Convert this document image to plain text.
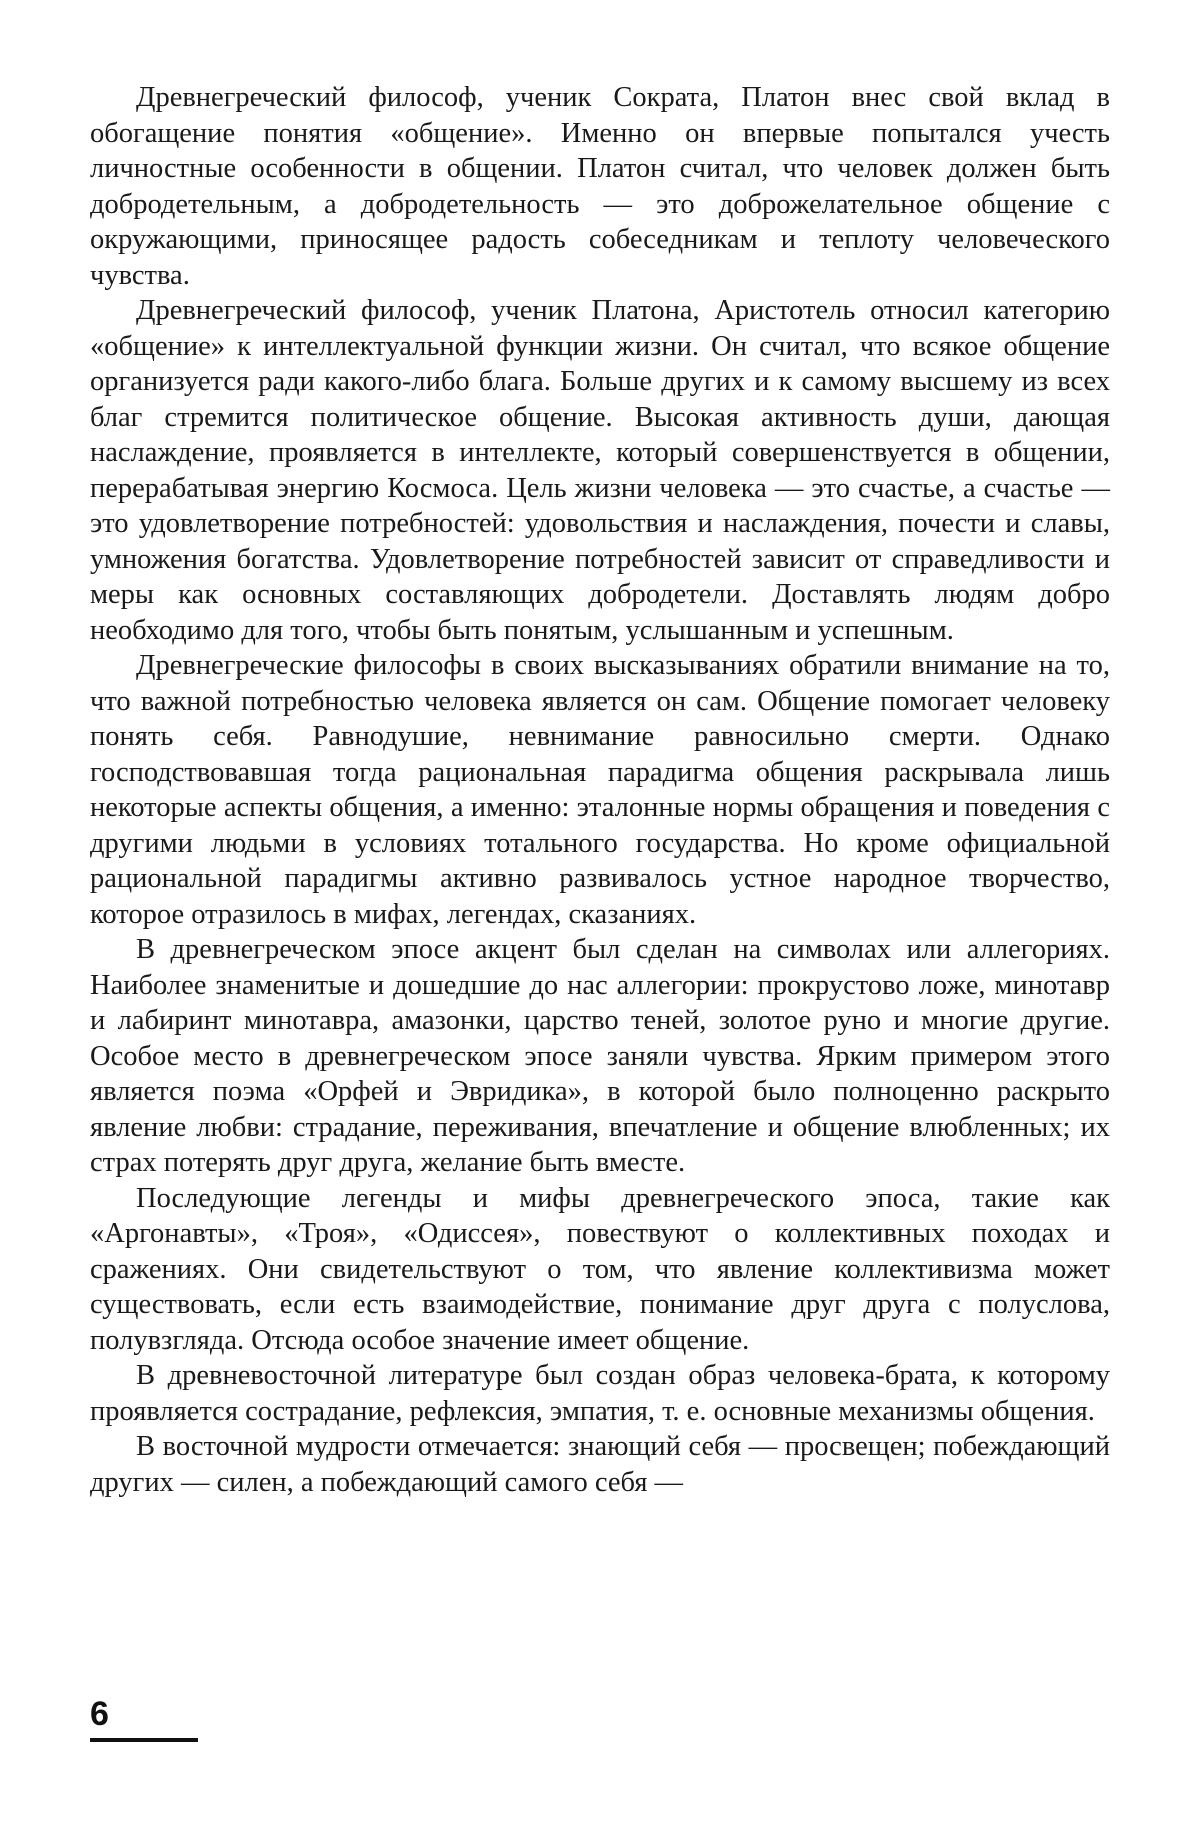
Древнегреческий философ, ученик Сократа, Платон внес свой вклад в обогащение понятия «общение». Именно он впервые попытался учесть личностные особенности в общении. Платон считал, что человек должен быть добродетельным, а добродетельность — это доброжелательное общение с окружающими, приносящее радость собеседникам и теплоту человеческого чувства.

Древнегреческий философ, ученик Платона, Аристотель относил категорию «общение» к интеллектуальной функции жизни. Он считал, что всякое общение организуется ради какого-либо блага. Больше других и к самому высшему из всех благ стремится политическое общение. Высокая активность души, дающая наслаждение, проявляется в интеллекте, который совершенствуется в общении, перерабатывая энергию Космоса. Цель жизни человека — это счастье, а счастье — это удовлетворение потребностей: удовольствия и наслаждения, почести и славы, умножения богатства. Удовлетворение потребностей зависит от справедливости и меры как основных составляющих добродетели. Доставлять людям добро необходимо для того, чтобы быть понятым, услышанным и успешным.

Древнегреческие философы в своих высказываниях обратили внимание на то, что важной потребностью человека является он сам. Общение помогает человеку понять себя. Равнодушие, невнимание равносильно смерти. Однако господствовавшая тогда рациональная парадигма общения раскрывала лишь некоторые аспекты общения, а именно: эталонные нормы обращения и поведения с другими людьми в условиях тотального государства. Но кроме официальной рациональной парадигмы активно развивалось устное народное творчество, которое отразилось в мифах, легендах, сказаниях.

В древнегреческом эпосе акцент был сделан на символах или аллегориях. Наиболее знаменитые и дошедшие до нас аллегории: прокрустово ложе, минотавр и лабиринт минотавра, амазонки, царство теней, золотое руно и многие другие. Особое место в древнегреческом эпосе заняли чувства. Ярким примером этого является поэма «Орфей и Эвридика», в которой было полноценно раскрыто явление любви: страдание, переживания, впечатление и общение влюбленных; их страх потерять друг друга, желание быть вместе.

Последующие легенды и мифы древнегреческого эпоса, такие как «Аргонавты», «Троя», «Одиссея», повествуют о коллективных походах и сражениях. Они свидетельствуют о том, что явление коллективизма может существовать, если есть взаимодействие, понимание друг друга с полуслова, полувзгляда. Отсюда особое значение имеет общение.

В древневосточной литературе был создан образ человека-брата, к которому проявляется сострадание, рефлексия, эмпатия, т. е. основные механизмы общения.

В восточной мудрости отмечается: знающий себя — просвещен; побеждающий других — силен, а побеждающий самого себя —

6
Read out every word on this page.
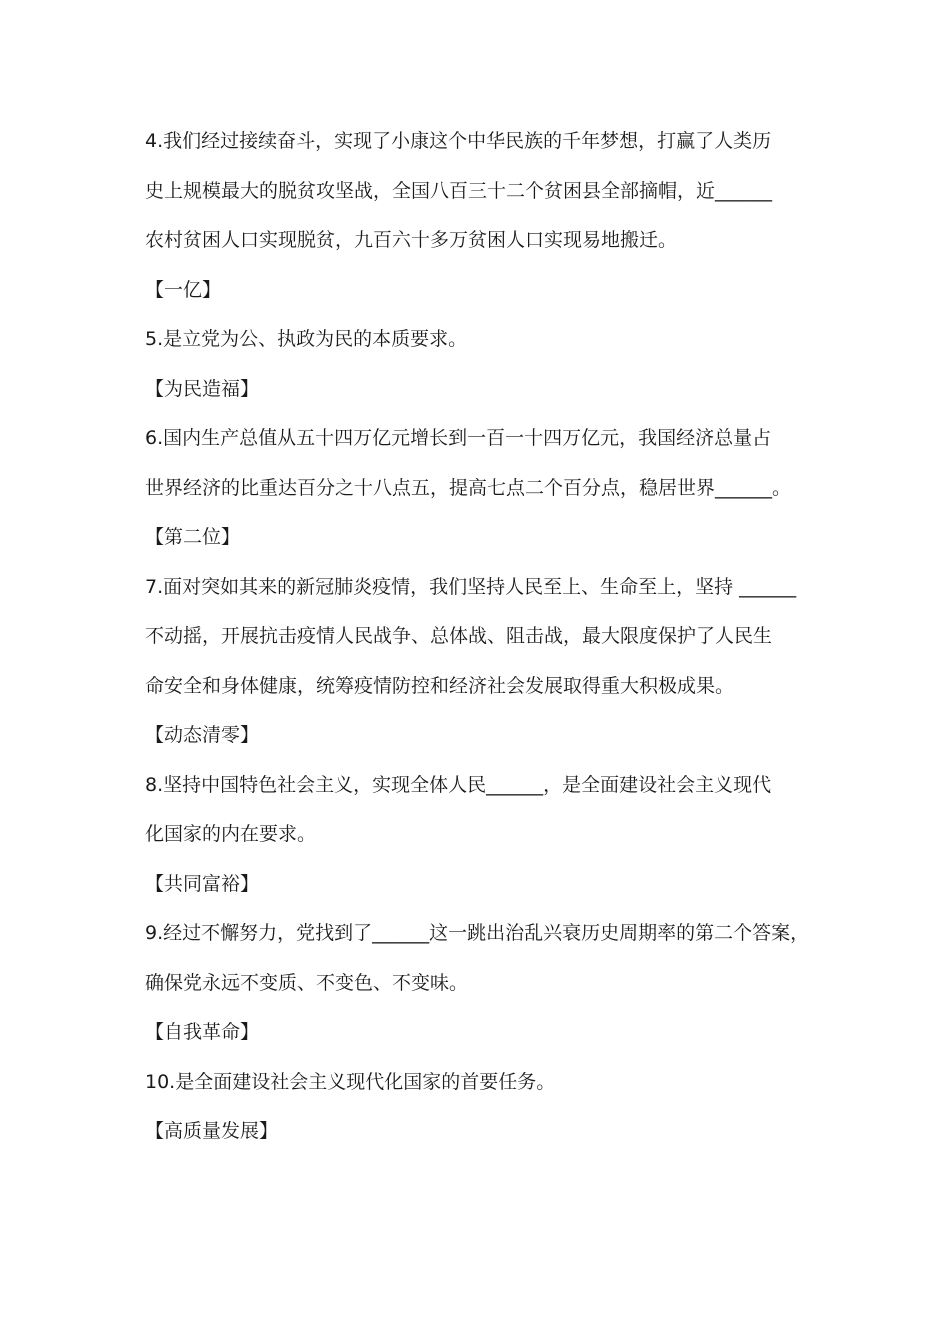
4.我们经过接续奋斗，实现了小康这个中华民族的千年梦想，打赢了人类历

史上规模最大的脱贫攻坚战，全国八百三十二个贫困县全部摘帽，近______

农村贫困人口实现脱贫，九百六十多万贫困人口实现易地搬迁。

【一亿】

5.是立党为公、执政为民的本质要求。

【为民造福】

6.国内生产总值从五十四万亿元增长到一百一十四万亿元，我国经济总量占

世界经济的比重达百分之十八点五，提高七点二个百分点，稳居世界______。

【第二位】

7.面对突如其来的新冠肺炎疫情，我们坚持人民至上、生命至上，坚持 ______

不动摇，开展抗击疫情人民战争、总体战、阻击战，最大限度保护了人民生

命安全和身体健康，统筹疫情防控和经济社会发展取得重大积极成果。

【动态清零】

8.坚持中国特色社会主义，实现全体人民______，是全面建设社会主义现代

化国家的内在要求。

【共同富裕】

9.经过不懈努力，党找到了______这一跳出治乱兴衰历史周期率的第二个答案，

确保党永远不变质、不变色、不变味。

【自我革命】

10.是全面建设社会主义现代化国家的首要任务。

【高质量发展】
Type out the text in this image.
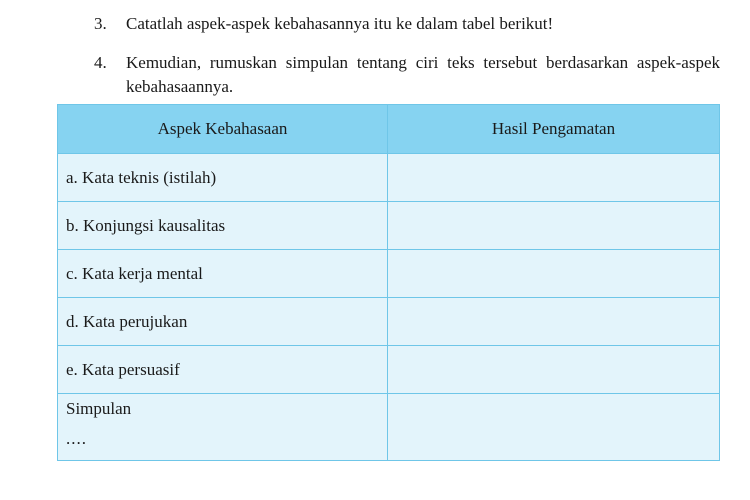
3. Catatlah aspek-aspek kebahasannya itu ke dalam tabel berikut!
4. Kemudian, rumuskan simpulan tentang ciri teks tersebut berdasarkan aspek-aspek kebahasaannya.
Aspek Kebahasaan	Hasil Pengamatan
a. Kata teknis (istilah)	
b. Konjungsi kausalitas	
c. Kata kerja mental	
d. Kata perujukan	
e. Kata persuasif	

Simpulan
....	
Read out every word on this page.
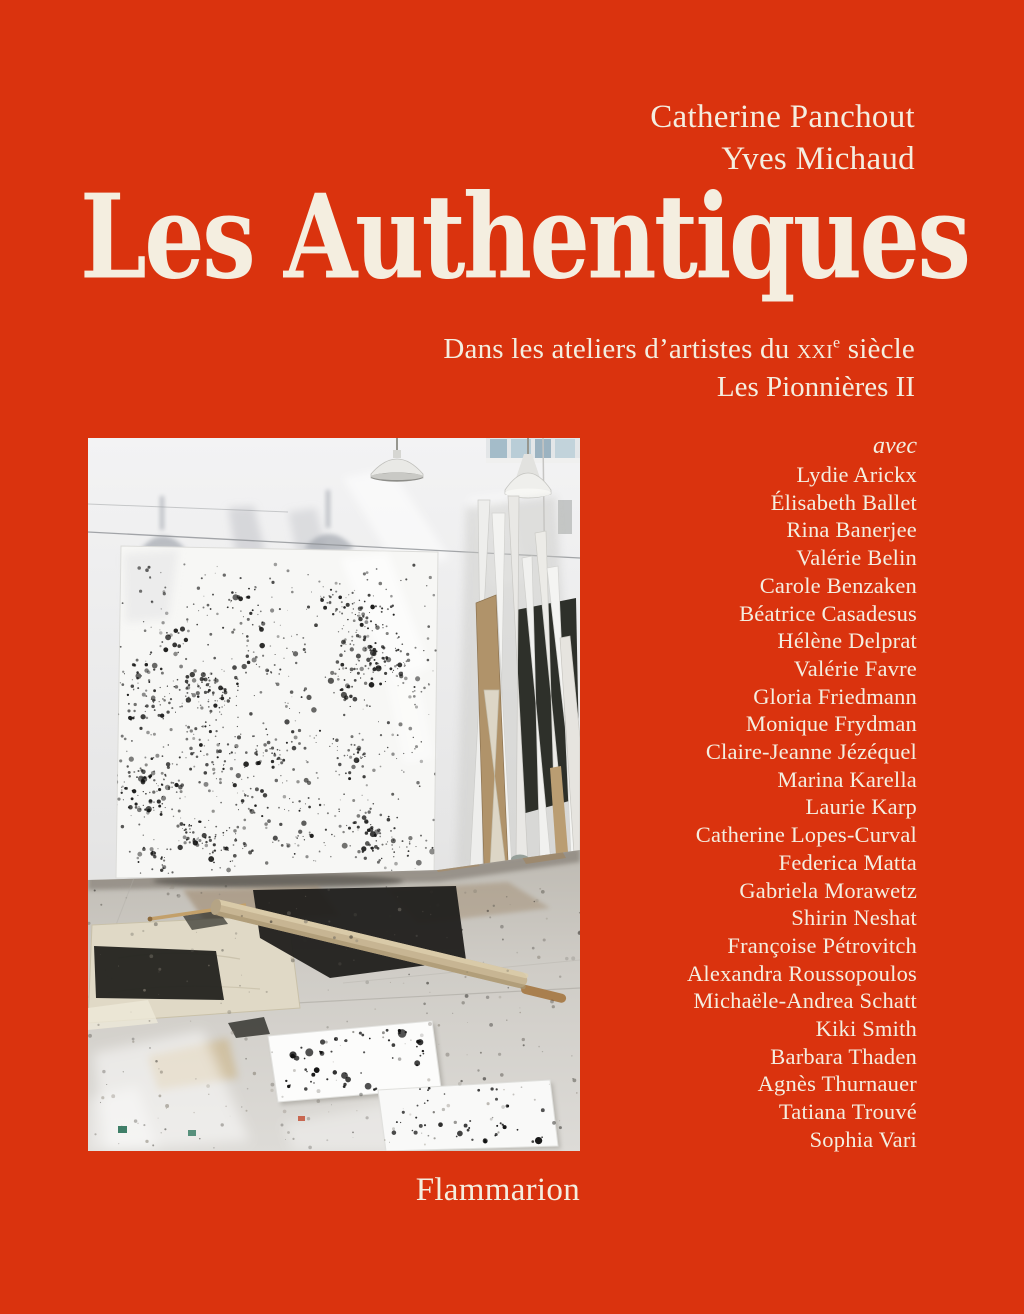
Catherine Panchout
Yves Michaud
Les Authentiques
Dans les ateliers d’artistes du xxi$^e$ siècle
Les Pionnières II
avec
Lydie Arickx
Élisabeth Ballet
Rina Banerjee
Valérie Belin
Carole Benzaken
Béatrice Casadesus
Hélène Delprat
Valérie Favre
Gloria Friedmann
Monique Frydman
Claire-Jeanne Jézéquel
Marina Karella
Laurie Karp
Catherine Lopes-Curval
Federica Matta
Gabriela Morawetz
Shirin Neshat
Françoise Pétrovitch
Alexandra Roussopoulos
Michaële-Andrea Schatt
Kiki Smith
Barbara Thaden
Agnès Thurnauer
Tatiana Trouvé
Sophia Vari
Flammarion
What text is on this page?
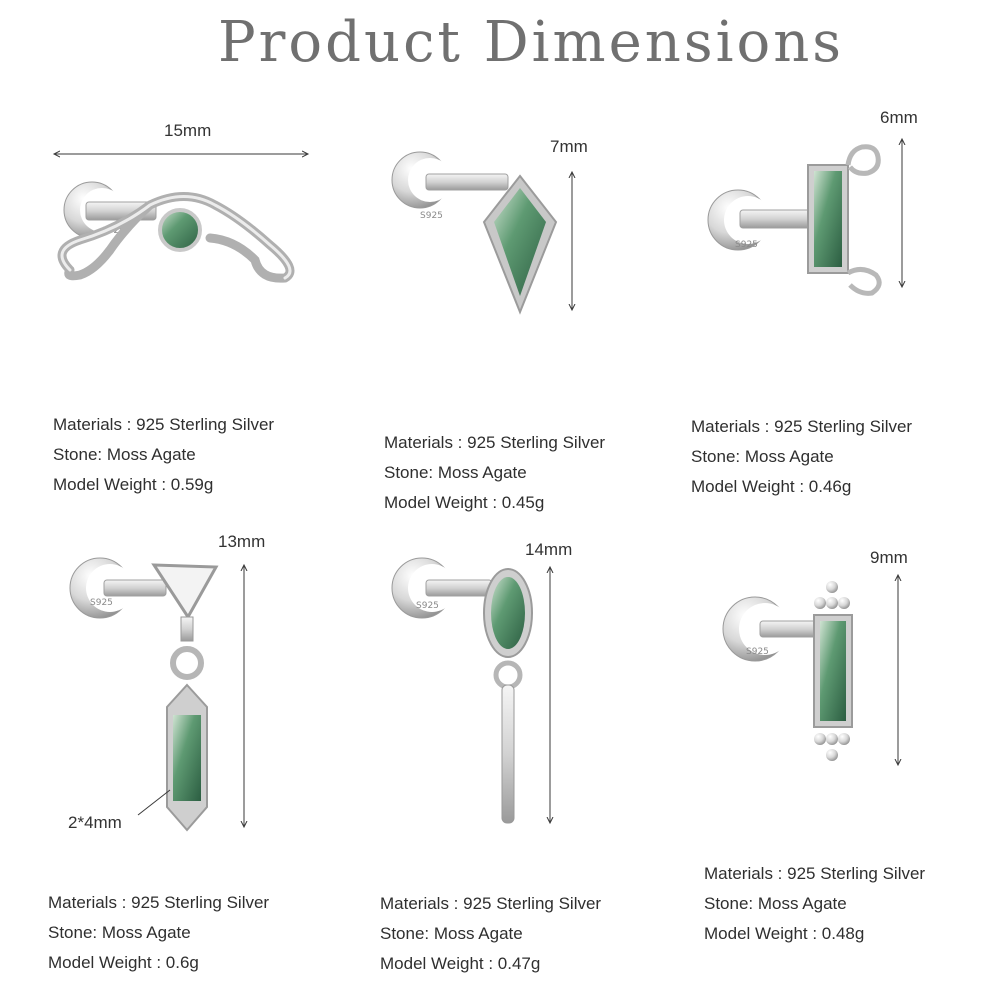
Product Dimensions
S925
15mm
Materials : 925 Sterling Silver
Stone: Moss Agate
Model Weight : 0.59g
S925
7mm
Materials : 925 Sterling Silver
Stone: Moss Agate
Model Weight : 0.45g
S925
6mm
Materials : 925 Sterling Silver
Stone: Moss Agate
Model Weight : 0.46g
S925
13mm
2*4mm
Materials : 925 Sterling Silver
Stone: Moss Agate
Model Weight : 0.6g
S925
14mm
Materials : 925 Sterling Silver
Stone: Moss Agate
Model Weight : 0.47g
S925
9mm
Materials : 925 Sterling Silver
Stone: Moss Agate
Model Weight : 0.48g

+++++

◆ Written exercise
Retype every record above exactly as written, but leave out the pictures.

◆ Response below
Convert this document image to plain text.
Древнегреческий философ, ученик Сократа, Платон внес свой вклад в обогащение понятия «общение». Именно он впервые попытался учесть личностные особенности в общении. Платон считал, что человек должен быть добродетельным, а добродетельность — это доброжелательное общение с окружающими, приносящее радость собеседникам и теплоту человеческого чувства.

Древнегреческий философ, ученик Платона, Аристотель относил категорию «общение» к интеллектуальной функции жизни. Он считал, что всякое общение организуется ради какого-либо блага. Больше других и к самому высшему из всех благ стремится политическое общение. Высокая активность души, дающая наслаждение, проявляется в интеллекте, который совершенствуется в общении, перерабатывая энергию Космоса. Цель жизни человека — это счастье, а счастье — это удовлетворение потребностей: удовольствия и наслаждения, почести и славы, умножения богатства. Удовлетворение потребностей зависит от справедливости и меры как основных составляющих добродетели. Доставлять людям добро необходимо для того, чтобы быть понятым, услышанным и успешным.

Древнегреческие философы в своих высказываниях обратили внимание на то, что важной потребностью человека является он сам. Общение помогает человеку понять себя. Равнодушие, невнимание равносильно смерти. Однако господствовавшая тогда рациональная парадигма общения раскрывала лишь некоторые аспекты общения, а именно: эталонные нормы обращения и поведения с другими людьми в условиях тотального государства. Но кроме официальной рациональной парадигмы активно развивалось устное народное творчество, которое отразилось в мифах, легендах, сказаниях.

В древнегреческом эпосе акцент был сделан на символах или аллегориях. Наиболее знаменитые и дошедшие до нас аллегории: прокрустово ложе, минотавр и лабиринт минотавра, амазонки, царство теней, золотое руно и многие другие. Особое место в древнегреческом эпосе заняли чувства. Ярким примером этого является поэма «Орфей и Эвридика», в которой было полноценно раскрыто явление любви: страдание, переживания, впечатление и общение влюбленных; их страх потерять друг друга, желание быть вместе.

Последующие легенды и мифы древнегреческого эпоса, такие как «Аргонавты», «Троя», «Одиссея», повествуют о коллективных походах и сражениях. Они свидетельствуют о том, что явление коллективизма может существовать, если есть взаимодействие, понимание друг друга с полуслова, полувзгляда. Отсюда особое значение имеет общение.

В древневосточной литературе был создан образ человека-брата, к которому проявляется сострадание, рефлексия, эмпатия, т. е. основные механизмы общения.

В восточной мудрости отмечается: знающий себя — просвещен; побеждающий других — силен, а побеждающий самого себя —

6
Read out every word on this page.
4.我们经过接续奋斗，实现了小康这个中华民族的千年梦想，打赢了人类历

史上规模最大的脱贫攻坚战，全国八百三十二个贫困县全部摘帽，近______

农村贫困人口实现脱贫，九百六十多万贫困人口实现易地搬迁。

【一亿】

5.是立党为公、执政为民的本质要求。

【为民造福】

6.国内生产总值从五十四万亿元增长到一百一十四万亿元，我国经济总量占

世界经济的比重达百分之十八点五，提高七点二个百分点，稳居世界______。

【第二位】

7.面对突如其来的新冠肺炎疫情，我们坚持人民至上、生命至上，坚持 ______

不动摇，开展抗击疫情人民战争、总体战、阻击战，最大限度保护了人民生

命安全和身体健康，统筹疫情防控和经济社会发展取得重大积极成果。

【动态清零】

8.坚持中国特色社会主义，实现全体人民______，是全面建设社会主义现代

化国家的内在要求。

【共同富裕】

9.经过不懈努力，党找到了______这一跳出治乱兴衰历史周期率的第二个答案，

确保党永远不变质、不变色、不变味。

【自我革命】

10.是全面建设社会主义现代化国家的首要任务。

【高质量发展】
Type out the text in this image.
3. Catatlah aspek-aspek kebahasannya itu ke dalam tabel berikut!
4. Kemudian, rumuskan simpulan tentang ciri teks tersebut berdasarkan aspek-aspek kebahasaannya.
Aspek Kebahasaan	Hasil Pengamatan
a. Kata teknis (istilah)	
b. Konjungsi kausalitas	
c. Kata kerja mental	
d. Kata perujukan	
e. Kata persuasif	

Simpulan
....	
Read out every word on this page.
Catherine Panchout
Yves Michaud
Les Authentiques
Dans les ateliers d’artistes du xxi$^e$ siècle
Les Pionnières II
avec
Lydie Arickx
Élisabeth Ballet
Rina Banerjee
Valérie Belin
Carole Benzaken
Béatrice Casadesus
Hélène Delprat
Valérie Favre
Gloria Friedmann
Monique Frydman
Claire-Jeanne Jézéquel
Marina Karella
Laurie Karp
Catherine Lopes-Curval
Federica Matta
Gabriela Morawetz
Shirin Neshat
Françoise Pétrovitch
Alexandra Roussopoulos
Michaële-Andrea Schatt
Kiki Smith
Barbara Thaden
Agnès Thurnauer
Tatiana Trouvé
Sophia Vari
Flammarion
What text is on this page?
Product Dimensions
S925
15mm
Materials : 925 Sterling Silver
Stone: Moss Agate
Model Weight : 0.59g
S925
7mm
Materials : 925 Sterling Silver
Stone: Moss Agate
Model Weight : 0.45g
S925
6mm
Materials : 925 Sterling Silver
Stone: Moss Agate
Model Weight : 0.46g
S925
13mm
2*4mm
Materials : 925 Sterling Silver
Stone: Moss Agate
Model Weight : 0.6g
S925
14mm
Materials : 925 Sterling Silver
Stone: Moss Agate
Model Weight : 0.47g
S925
9mm
Materials : 925 Sterling Silver
Stone: Moss Agate
Model Weight : 0.48g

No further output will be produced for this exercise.